(Records from a data collection)
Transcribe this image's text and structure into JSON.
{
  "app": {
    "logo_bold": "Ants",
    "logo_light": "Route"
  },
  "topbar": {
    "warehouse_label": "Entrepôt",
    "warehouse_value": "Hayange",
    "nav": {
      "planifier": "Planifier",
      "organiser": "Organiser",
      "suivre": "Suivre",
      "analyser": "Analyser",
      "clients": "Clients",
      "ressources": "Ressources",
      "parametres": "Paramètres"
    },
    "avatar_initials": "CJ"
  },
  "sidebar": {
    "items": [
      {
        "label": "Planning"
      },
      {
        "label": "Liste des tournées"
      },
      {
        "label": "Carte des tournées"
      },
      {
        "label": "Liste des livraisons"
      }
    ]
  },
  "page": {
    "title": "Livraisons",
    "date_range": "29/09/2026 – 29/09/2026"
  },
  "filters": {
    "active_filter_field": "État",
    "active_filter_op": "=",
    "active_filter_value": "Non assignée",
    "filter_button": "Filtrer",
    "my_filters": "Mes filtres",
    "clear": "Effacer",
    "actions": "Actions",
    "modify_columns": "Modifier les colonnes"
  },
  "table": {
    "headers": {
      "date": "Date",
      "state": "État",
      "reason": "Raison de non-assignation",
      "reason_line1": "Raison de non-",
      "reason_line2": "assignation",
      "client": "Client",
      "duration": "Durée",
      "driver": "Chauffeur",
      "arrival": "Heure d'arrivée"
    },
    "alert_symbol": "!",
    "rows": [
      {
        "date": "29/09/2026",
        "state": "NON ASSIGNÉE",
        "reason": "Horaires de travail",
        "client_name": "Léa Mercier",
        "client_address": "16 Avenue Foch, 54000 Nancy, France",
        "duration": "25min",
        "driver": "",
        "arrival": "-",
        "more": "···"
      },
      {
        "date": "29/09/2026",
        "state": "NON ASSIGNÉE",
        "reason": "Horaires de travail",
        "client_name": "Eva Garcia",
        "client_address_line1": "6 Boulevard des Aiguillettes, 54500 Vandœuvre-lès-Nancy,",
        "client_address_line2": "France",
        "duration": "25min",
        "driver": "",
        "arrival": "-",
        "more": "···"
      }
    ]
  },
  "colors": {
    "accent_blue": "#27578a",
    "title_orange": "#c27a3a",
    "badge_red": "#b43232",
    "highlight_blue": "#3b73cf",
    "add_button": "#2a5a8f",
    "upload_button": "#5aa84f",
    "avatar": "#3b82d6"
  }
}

WHAT THE EXERCISE ASKS: Output all of the data again, exactly.

THE SOLUTION:
Transcribe this image's text and structure into JSON.
{
  "app": {
    "logo_bold": "Ants",
    "logo_light": "Route"
  },
  "topbar": {
    "warehouse_label": "Entrepôt",
    "warehouse_value": "Hayange",
    "nav": {
      "planifier": "Planifier",
      "organiser": "Organiser",
      "suivre": "Suivre",
      "analyser": "Analyser",
      "clients": "Clients",
      "ressources": "Ressources",
      "parametres": "Paramètres"
    },
    "avatar_initials": "CJ"
  },
  "sidebar": {
    "items": [
      {
        "label": "Planning"
      },
      {
        "label": "Liste des tournées"
      },
      {
        "label": "Carte des tournées"
      },
      {
        "label": "Liste des livraisons"
      }
    ]
  },
  "page": {
    "title": "Livraisons",
    "date_range": "29/09/2026 – 29/09/2026"
  },
  "filters": {
    "active_filter_field": "État",
    "active_filter_op": "=",
    "active_filter_value": "Non assignée",
    "filter_button": "Filtrer",
    "my_filters": "Mes filtres",
    "clear": "Effacer",
    "actions": "Actions",
    "modify_columns": "Modifier les colonnes"
  },
  "table": {
    "headers": {
      "date": "Date",
      "state": "État",
      "reason": "Raison de non-assignation",
      "reason_line1": "Raison de non-",
      "reason_line2": "assignation",
      "client": "Client",
      "duration": "Durée",
      "driver": "Chauffeur",
      "arrival": "Heure d'arrivée"
    },
    "alert_symbol": "!",
    "rows": [
      {
        "date": "29/09/2026",
        "state": "NON ASSIGNÉE",
        "reason": "Horaires de travail",
        "client_name": "Léa Mercier",
        "client_address": "16 Avenue Foch, 54000 Nancy, France",
        "duration": "25min",
        "driver": "",
        "arrival": "-",
        "more": "···"
      },
      {
        "date": "29/09/2026",
        "state": "NON ASSIGNÉE",
        "reason": "Horaires de travail",
        "client_name": "Eva Garcia",
        "client_address_line1": "6 Boulevard des Aiguillettes, 54500 Vandœuvre-lès-Nancy,",
        "client_address_line2": "France",
        "duration": "25min",
        "driver": "",
        "arrival": "-",
        "more": "···"
      }
    ]
  },
  "colors": {
    "accent_blue": "#27578a",
    "title_orange": "#c27a3a",
    "badge_red": "#b43232",
    "highlight_blue": "#3b73cf",
    "add_button": "#2a5a8f",
    "upload_button": "#5aa84f",
    "avatar": "#3b82d6"
  }
}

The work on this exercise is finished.